-- start of Information supplied --
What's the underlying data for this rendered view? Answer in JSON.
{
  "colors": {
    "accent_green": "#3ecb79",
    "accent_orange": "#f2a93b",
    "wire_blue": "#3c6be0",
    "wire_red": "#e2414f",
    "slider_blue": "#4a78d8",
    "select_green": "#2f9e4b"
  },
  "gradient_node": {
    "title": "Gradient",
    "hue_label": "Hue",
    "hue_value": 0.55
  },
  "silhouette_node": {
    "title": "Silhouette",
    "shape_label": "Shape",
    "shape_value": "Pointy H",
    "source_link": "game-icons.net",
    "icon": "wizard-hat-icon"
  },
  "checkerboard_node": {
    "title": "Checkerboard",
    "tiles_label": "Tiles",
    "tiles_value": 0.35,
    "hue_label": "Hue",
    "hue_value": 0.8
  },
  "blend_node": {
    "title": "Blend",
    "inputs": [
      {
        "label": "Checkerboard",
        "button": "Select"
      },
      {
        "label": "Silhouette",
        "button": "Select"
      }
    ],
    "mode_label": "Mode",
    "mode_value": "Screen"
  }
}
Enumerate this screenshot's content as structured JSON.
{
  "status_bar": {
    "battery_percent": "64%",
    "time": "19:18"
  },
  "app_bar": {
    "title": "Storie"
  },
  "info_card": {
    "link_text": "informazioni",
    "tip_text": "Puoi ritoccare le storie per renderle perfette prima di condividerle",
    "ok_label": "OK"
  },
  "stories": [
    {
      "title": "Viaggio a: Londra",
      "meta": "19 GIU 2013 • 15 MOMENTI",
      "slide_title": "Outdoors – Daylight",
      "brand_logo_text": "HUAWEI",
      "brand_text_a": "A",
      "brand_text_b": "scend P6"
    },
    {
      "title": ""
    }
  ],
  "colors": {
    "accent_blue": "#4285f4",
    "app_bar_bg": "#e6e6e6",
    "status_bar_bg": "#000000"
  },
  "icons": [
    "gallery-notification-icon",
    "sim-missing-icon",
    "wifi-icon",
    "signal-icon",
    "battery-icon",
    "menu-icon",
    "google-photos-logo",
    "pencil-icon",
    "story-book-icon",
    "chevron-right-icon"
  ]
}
-- end of Information supplied --
* [Exercise prompt] Write every record out again, unaltered.

* [Correct response]
What's the underlying data for this rendered view? Answer in JSON.
{
  "colors": {
    "accent_green": "#3ecb79",
    "accent_orange": "#f2a93b",
    "wire_blue": "#3c6be0",
    "wire_red": "#e2414f",
    "slider_blue": "#4a78d8",
    "select_green": "#2f9e4b"
  },
  "gradient_node": {
    "title": "Gradient",
    "hue_label": "Hue",
    "hue_value": 0.55
  },
  "silhouette_node": {
    "title": "Silhouette",
    "shape_label": "Shape",
    "shape_value": "Pointy H",
    "source_link": "game-icons.net",
    "icon": "wizard-hat-icon"
  },
  "checkerboard_node": {
    "title": "Checkerboard",
    "tiles_label": "Tiles",
    "tiles_value": 0.35,
    "hue_label": "Hue",
    "hue_value": 0.8
  },
  "blend_node": {
    "title": "Blend",
    "inputs": [
      {
        "label": "Checkerboard",
        "button": "Select"
      },
      {
        "label": "Silhouette",
        "button": "Select"
      }
    ],
    "mode_label": "Mode",
    "mode_value": "Screen"
  }
}
Enumerate this screenshot's content as structured JSON.
{
  "status_bar": {
    "battery_percent": "64%",
    "time": "19:18"
  },
  "app_bar": {
    "title": "Storie"
  },
  "info_card": {
    "link_text": "informazioni",
    "tip_text": "Puoi ritoccare le storie per renderle perfette prima di condividerle",
    "ok_label": "OK"
  },
  "stories": [
    {
      "title": "Viaggio a: Londra",
      "meta": "19 GIU 2013 • 15 MOMENTI",
      "slide_title": "Outdoors – Daylight",
      "brand_logo_text": "HUAWEI",
      "brand_text_a": "A",
      "brand_text_b": "scend P6"
    },
    {
      "title": ""
    }
  ],
  "colors": {
    "accent_blue": "#4285f4",
    "app_bar_bg": "#e6e6e6",
    "status_bar_bg": "#000000"
  },
  "icons": [
    "gallery-notification-icon",
    "sim-missing-icon",
    "wifi-icon",
    "signal-icon",
    "battery-icon",
    "menu-icon",
    "google-photos-logo",
    "pencil-icon",
    "story-book-icon",
    "chevron-right-icon"
  ]
}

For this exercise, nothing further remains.